§ Problem details:
Copy each line holding the string "micron".

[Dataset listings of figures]
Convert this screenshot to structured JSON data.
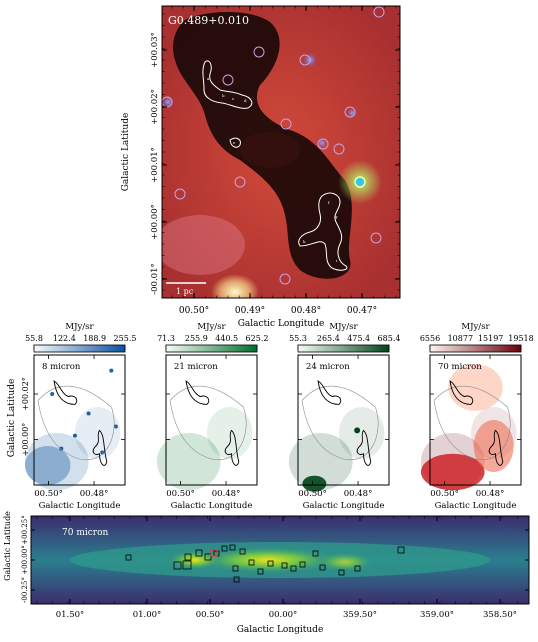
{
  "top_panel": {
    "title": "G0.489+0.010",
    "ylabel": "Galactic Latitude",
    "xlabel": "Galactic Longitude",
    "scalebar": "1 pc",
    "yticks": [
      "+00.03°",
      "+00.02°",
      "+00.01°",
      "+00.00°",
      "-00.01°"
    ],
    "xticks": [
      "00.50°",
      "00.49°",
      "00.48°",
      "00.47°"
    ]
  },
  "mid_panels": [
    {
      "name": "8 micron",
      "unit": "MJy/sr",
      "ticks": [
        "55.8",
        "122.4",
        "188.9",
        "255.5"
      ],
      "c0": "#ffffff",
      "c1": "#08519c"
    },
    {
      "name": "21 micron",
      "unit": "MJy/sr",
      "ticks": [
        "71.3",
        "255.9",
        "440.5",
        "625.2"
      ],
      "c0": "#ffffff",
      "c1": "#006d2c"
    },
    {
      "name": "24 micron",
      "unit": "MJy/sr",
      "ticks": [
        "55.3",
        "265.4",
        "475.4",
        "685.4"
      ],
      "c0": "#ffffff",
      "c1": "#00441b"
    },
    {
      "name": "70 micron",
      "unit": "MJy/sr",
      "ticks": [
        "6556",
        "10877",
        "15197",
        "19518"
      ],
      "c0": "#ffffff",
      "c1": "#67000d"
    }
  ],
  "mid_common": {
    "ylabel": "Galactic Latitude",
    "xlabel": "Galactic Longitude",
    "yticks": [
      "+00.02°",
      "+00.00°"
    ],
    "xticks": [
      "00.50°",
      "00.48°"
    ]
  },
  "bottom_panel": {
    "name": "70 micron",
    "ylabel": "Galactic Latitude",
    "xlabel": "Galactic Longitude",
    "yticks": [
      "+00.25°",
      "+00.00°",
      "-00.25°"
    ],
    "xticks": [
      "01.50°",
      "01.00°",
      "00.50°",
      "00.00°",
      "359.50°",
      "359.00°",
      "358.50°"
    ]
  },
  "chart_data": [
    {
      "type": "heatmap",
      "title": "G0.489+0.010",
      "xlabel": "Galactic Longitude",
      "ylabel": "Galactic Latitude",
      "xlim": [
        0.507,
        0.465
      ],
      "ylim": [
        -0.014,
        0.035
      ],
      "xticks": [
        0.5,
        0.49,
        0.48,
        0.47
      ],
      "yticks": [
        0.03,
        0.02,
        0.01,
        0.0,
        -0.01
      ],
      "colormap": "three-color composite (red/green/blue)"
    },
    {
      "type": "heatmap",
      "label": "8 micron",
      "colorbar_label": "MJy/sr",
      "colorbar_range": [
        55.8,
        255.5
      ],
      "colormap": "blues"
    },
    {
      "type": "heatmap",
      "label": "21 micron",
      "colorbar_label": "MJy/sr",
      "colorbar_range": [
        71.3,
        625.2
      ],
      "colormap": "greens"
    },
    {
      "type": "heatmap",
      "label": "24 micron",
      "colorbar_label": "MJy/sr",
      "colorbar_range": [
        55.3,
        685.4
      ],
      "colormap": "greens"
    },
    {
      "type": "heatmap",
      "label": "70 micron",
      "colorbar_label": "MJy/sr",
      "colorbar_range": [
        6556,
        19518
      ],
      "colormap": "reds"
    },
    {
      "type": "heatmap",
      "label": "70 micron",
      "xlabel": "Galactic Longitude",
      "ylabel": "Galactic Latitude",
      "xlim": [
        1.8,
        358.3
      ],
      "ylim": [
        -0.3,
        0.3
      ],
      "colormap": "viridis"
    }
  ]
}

§ Result:
      "name": "8 micron",
      "name": "21 micron",
      "name": "24 micron",
      "name": "70 micron",
    "name": "70 micron",
      "label": "8 micron",
      "label": "21 micron",
      "label": "24 micron",
      "label": "70 micron",
      "label": "70 micron",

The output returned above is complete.